EXERCISE PROMPT — Output the material below in full, exactly as it is.

RECORDS FOR THIS TASK —
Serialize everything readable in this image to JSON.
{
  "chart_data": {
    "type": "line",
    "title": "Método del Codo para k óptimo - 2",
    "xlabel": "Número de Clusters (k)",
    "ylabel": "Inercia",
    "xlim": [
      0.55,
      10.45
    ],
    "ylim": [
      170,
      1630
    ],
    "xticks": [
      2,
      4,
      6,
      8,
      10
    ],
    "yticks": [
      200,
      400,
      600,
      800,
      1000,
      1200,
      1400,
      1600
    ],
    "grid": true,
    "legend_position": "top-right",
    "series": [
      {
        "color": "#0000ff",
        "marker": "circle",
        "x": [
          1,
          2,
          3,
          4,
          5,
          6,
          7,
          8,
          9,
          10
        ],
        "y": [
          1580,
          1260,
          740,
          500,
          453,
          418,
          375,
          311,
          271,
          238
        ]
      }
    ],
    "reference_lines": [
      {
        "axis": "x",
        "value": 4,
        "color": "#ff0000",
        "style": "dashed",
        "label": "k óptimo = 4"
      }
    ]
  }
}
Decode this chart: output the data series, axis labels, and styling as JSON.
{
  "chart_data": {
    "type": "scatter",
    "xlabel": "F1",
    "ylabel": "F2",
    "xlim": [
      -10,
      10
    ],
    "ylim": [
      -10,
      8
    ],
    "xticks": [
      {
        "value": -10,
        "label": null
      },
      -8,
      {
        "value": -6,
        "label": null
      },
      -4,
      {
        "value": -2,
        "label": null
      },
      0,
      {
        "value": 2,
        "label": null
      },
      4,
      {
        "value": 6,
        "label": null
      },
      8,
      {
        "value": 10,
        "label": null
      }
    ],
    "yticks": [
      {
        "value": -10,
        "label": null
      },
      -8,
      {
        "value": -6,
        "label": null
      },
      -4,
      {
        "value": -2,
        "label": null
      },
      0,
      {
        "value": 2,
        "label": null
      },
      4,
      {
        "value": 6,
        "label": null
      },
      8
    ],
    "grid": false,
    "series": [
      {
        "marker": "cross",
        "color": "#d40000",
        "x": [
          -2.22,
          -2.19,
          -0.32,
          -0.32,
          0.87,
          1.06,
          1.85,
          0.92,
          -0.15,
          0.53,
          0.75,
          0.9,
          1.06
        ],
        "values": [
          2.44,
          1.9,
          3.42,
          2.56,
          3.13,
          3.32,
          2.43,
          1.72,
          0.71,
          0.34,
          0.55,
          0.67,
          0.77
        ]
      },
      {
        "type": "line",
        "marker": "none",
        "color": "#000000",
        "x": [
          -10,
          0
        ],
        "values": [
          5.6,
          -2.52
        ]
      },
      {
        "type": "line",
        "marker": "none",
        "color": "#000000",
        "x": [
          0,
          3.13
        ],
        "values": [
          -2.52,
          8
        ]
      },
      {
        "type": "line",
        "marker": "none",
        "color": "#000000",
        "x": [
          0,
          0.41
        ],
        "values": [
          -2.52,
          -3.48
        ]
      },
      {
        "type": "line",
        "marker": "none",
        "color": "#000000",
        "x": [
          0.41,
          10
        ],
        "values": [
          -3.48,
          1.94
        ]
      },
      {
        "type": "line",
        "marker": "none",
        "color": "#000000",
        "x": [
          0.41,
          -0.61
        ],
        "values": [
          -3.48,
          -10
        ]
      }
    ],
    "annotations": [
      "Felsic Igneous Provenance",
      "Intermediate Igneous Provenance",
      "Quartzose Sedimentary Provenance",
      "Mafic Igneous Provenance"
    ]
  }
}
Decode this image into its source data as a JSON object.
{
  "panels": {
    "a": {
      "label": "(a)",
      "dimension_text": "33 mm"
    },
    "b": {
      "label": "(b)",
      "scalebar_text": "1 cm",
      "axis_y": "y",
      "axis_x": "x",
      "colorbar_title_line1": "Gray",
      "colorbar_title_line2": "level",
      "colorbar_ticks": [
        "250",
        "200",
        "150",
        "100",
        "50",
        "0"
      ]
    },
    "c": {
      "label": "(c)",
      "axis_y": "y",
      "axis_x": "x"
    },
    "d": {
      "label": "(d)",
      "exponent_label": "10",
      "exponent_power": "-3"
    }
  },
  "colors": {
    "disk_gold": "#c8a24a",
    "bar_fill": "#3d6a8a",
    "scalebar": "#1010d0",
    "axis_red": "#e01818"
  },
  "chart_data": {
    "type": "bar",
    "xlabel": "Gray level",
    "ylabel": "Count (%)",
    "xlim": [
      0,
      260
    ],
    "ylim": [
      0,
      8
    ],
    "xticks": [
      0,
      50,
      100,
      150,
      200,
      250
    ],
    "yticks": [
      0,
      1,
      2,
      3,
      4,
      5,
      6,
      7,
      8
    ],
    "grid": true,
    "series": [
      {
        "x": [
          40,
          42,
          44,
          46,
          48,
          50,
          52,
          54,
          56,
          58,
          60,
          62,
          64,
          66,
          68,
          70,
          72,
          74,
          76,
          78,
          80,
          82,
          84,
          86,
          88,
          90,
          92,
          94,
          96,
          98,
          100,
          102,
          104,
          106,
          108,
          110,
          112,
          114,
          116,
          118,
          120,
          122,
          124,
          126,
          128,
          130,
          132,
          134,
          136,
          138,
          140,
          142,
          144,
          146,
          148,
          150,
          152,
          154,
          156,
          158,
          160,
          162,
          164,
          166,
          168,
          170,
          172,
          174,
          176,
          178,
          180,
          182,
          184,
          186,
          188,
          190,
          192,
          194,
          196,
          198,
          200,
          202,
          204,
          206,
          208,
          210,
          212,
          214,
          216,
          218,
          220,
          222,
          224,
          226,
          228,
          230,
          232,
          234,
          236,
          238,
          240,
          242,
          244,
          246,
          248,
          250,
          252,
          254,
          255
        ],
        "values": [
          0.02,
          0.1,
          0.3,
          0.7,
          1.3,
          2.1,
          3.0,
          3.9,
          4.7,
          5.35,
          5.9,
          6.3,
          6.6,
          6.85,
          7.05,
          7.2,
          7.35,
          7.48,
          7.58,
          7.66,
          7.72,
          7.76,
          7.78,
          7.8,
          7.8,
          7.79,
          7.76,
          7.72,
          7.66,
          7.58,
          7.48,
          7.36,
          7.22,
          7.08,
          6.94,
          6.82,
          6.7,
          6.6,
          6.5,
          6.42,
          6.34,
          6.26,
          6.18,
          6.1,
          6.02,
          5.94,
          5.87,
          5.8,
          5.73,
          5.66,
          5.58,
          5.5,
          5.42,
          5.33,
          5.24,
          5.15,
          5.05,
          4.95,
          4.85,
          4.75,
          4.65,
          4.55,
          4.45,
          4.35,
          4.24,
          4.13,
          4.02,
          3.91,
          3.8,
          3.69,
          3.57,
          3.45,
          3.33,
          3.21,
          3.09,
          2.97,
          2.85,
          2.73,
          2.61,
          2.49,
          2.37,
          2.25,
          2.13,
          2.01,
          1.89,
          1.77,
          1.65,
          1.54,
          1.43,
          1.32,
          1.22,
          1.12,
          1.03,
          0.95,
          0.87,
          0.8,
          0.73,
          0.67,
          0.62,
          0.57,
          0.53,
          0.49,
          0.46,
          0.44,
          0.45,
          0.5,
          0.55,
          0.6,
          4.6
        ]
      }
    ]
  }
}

ANSWER TO THE TASK —
Serialize everything readable in this image to JSON.
{
  "chart_data": {
    "type": "line",
    "title": "Método del Codo para k óptimo - 2",
    "xlabel": "Número de Clusters (k)",
    "ylabel": "Inercia",
    "xlim": [
      0.55,
      10.45
    ],
    "ylim": [
      170,
      1630
    ],
    "xticks": [
      2,
      4,
      6,
      8,
      10
    ],
    "yticks": [
      200,
      400,
      600,
      800,
      1000,
      1200,
      1400,
      1600
    ],
    "grid": true,
    "legend_position": "top-right",
    "series": [
      {
        "color": "#0000ff",
        "marker": "circle",
        "x": [
          1,
          2,
          3,
          4,
          5,
          6,
          7,
          8,
          9,
          10
        ],
        "y": [
          1580,
          1260,
          740,
          500,
          453,
          418,
          375,
          311,
          271,
          238
        ]
      }
    ],
    "reference_lines": [
      {
        "axis": "x",
        "value": 4,
        "color": "#ff0000",
        "style": "dashed",
        "label": "k óptimo = 4"
      }
    ]
  }
}
Decode this chart: output the data series, axis labels, and styling as JSON.
{
  "chart_data": {
    "type": "scatter",
    "xlabel": "F1",
    "ylabel": "F2",
    "xlim": [
      -10,
      10
    ],
    "ylim": [
      -10,
      8
    ],
    "xticks": [
      {
        "value": -10,
        "label": null
      },
      -8,
      {
        "value": -6,
        "label": null
      },
      -4,
      {
        "value": -2,
        "label": null
      },
      0,
      {
        "value": 2,
        "label": null
      },
      4,
      {
        "value": 6,
        "label": null
      },
      8,
      {
        "value": 10,
        "label": null
      }
    ],
    "yticks": [
      {
        "value": -10,
        "label": null
      },
      -8,
      {
        "value": -6,
        "label": null
      },
      -4,
      {
        "value": -2,
        "label": null
      },
      0,
      {
        "value": 2,
        "label": null
      },
      4,
      {
        "value": 6,
        "label": null
      },
      8
    ],
    "grid": false,
    "series": [
      {
        "marker": "cross",
        "color": "#d40000",
        "x": [
          -2.22,
          -2.19,
          -0.32,
          -0.32,
          0.87,
          1.06,
          1.85,
          0.92,
          -0.15,
          0.53,
          0.75,
          0.9,
          1.06
        ],
        "values": [
          2.44,
          1.9,
          3.42,
          2.56,
          3.13,
          3.32,
          2.43,
          1.72,
          0.71,
          0.34,
          0.55,
          0.67,
          0.77
        ]
      },
      {
        "type": "line",
        "marker": "none",
        "color": "#000000",
        "x": [
          -10,
          0
        ],
        "values": [
          5.6,
          -2.52
        ]
      },
      {
        "type": "line",
        "marker": "none",
        "color": "#000000",
        "x": [
          0,
          3.13
        ],
        "values": [
          -2.52,
          8
        ]
      },
      {
        "type": "line",
        "marker": "none",
        "color": "#000000",
        "x": [
          0,
          0.41
        ],
        "values": [
          -2.52,
          -3.48
        ]
      },
      {
        "type": "line",
        "marker": "none",
        "color": "#000000",
        "x": [
          0.41,
          10
        ],
        "values": [
          -3.48,
          1.94
        ]
      },
      {
        "type": "line",
        "marker": "none",
        "color": "#000000",
        "x": [
          0.41,
          -0.61
        ],
        "values": [
          -3.48,
          -10
        ]
      }
    ],
    "annotations": [
      "Felsic Igneous Provenance",
      "Intermediate Igneous Provenance",
      "Quartzose Sedimentary Provenance",
      "Mafic Igneous Provenance"
    ]
  }
}
Decode this image into its source data as a JSON object.
{
  "panels": {
    "a": {
      "label": "(a)",
      "dimension_text": "33 mm"
    },
    "b": {
      "label": "(b)",
      "scalebar_text": "1 cm",
      "axis_y": "y",
      "axis_x": "x",
      "colorbar_title_line1": "Gray",
      "colorbar_title_line2": "level",
      "colorbar_ticks": [
        "250",
        "200",
        "150",
        "100",
        "50",
        "0"
      ]
    },
    "c": {
      "label": "(c)",
      "axis_y": "y",
      "axis_x": "x"
    },
    "d": {
      "label": "(d)",
      "exponent_label": "10",
      "exponent_power": "-3"
    }
  },
  "colors": {
    "disk_gold": "#c8a24a",
    "bar_fill": "#3d6a8a",
    "scalebar": "#1010d0",
    "axis_red": "#e01818"
  },
  "chart_data": {
    "type": "bar",
    "xlabel": "Gray level",
    "ylabel": "Count (%)",
    "xlim": [
      0,
      260
    ],
    "ylim": [
      0,
      8
    ],
    "xticks": [
      0,
      50,
      100,
      150,
      200,
      250
    ],
    "yticks": [
      0,
      1,
      2,
      3,
      4,
      5,
      6,
      7,
      8
    ],
    "grid": true,
    "series": [
      {
        "x": [
          40,
          42,
          44,
          46,
          48,
          50,
          52,
          54,
          56,
          58,
          60,
          62,
          64,
          66,
          68,
          70,
          72,
          74,
          76,
          78,
          80,
          82,
          84,
          86,
          88,
          90,
          92,
          94,
          96,
          98,
          100,
          102,
          104,
          106,
          108,
          110,
          112,
          114,
          116,
          118,
          120,
          122,
          124,
          126,
          128,
          130,
          132,
          134,
          136,
          138,
          140,
          142,
          144,
          146,
          148,
          150,
          152,
          154,
          156,
          158,
          160,
          162,
          164,
          166,
          168,
          170,
          172,
          174,
          176,
          178,
          180,
          182,
          184,
          186,
          188,
          190,
          192,
          194,
          196,
          198,
          200,
          202,
          204,
          206,
          208,
          210,
          212,
          214,
          216,
          218,
          220,
          222,
          224,
          226,
          228,
          230,
          232,
          234,
          236,
          238,
          240,
          242,
          244,
          246,
          248,
          250,
          252,
          254,
          255
        ],
        "values": [
          0.02,
          0.1,
          0.3,
          0.7,
          1.3,
          2.1,
          3.0,
          3.9,
          4.7,
          5.35,
          5.9,
          6.3,
          6.6,
          6.85,
          7.05,
          7.2,
          7.35,
          7.48,
          7.58,
          7.66,
          7.72,
          7.76,
          7.78,
          7.8,
          7.8,
          7.79,
          7.76,
          7.72,
          7.66,
          7.58,
          7.48,
          7.36,
          7.22,
          7.08,
          6.94,
          6.82,
          6.7,
          6.6,
          6.5,
          6.42,
          6.34,
          6.26,
          6.18,
          6.1,
          6.02,
          5.94,
          5.87,
          5.8,
          5.73,
          5.66,
          5.58,
          5.5,
          5.42,
          5.33,
          5.24,
          5.15,
          5.05,
          4.95,
          4.85,
          4.75,
          4.65,
          4.55,
          4.45,
          4.35,
          4.24,
          4.13,
          4.02,
          3.91,
          3.8,
          3.69,
          3.57,
          3.45,
          3.33,
          3.21,
          3.09,
          2.97,
          2.85,
          2.73,
          2.61,
          2.49,
          2.37,
          2.25,
          2.13,
          2.01,
          1.89,
          1.77,
          1.65,
          1.54,
          1.43,
          1.32,
          1.22,
          1.12,
          1.03,
          0.95,
          0.87,
          0.8,
          0.73,
          0.67,
          0.62,
          0.57,
          0.53,
          0.49,
          0.46,
          0.44,
          0.45,
          0.5,
          0.55,
          0.6,
          4.6
        ]
      }
    ]
  }
}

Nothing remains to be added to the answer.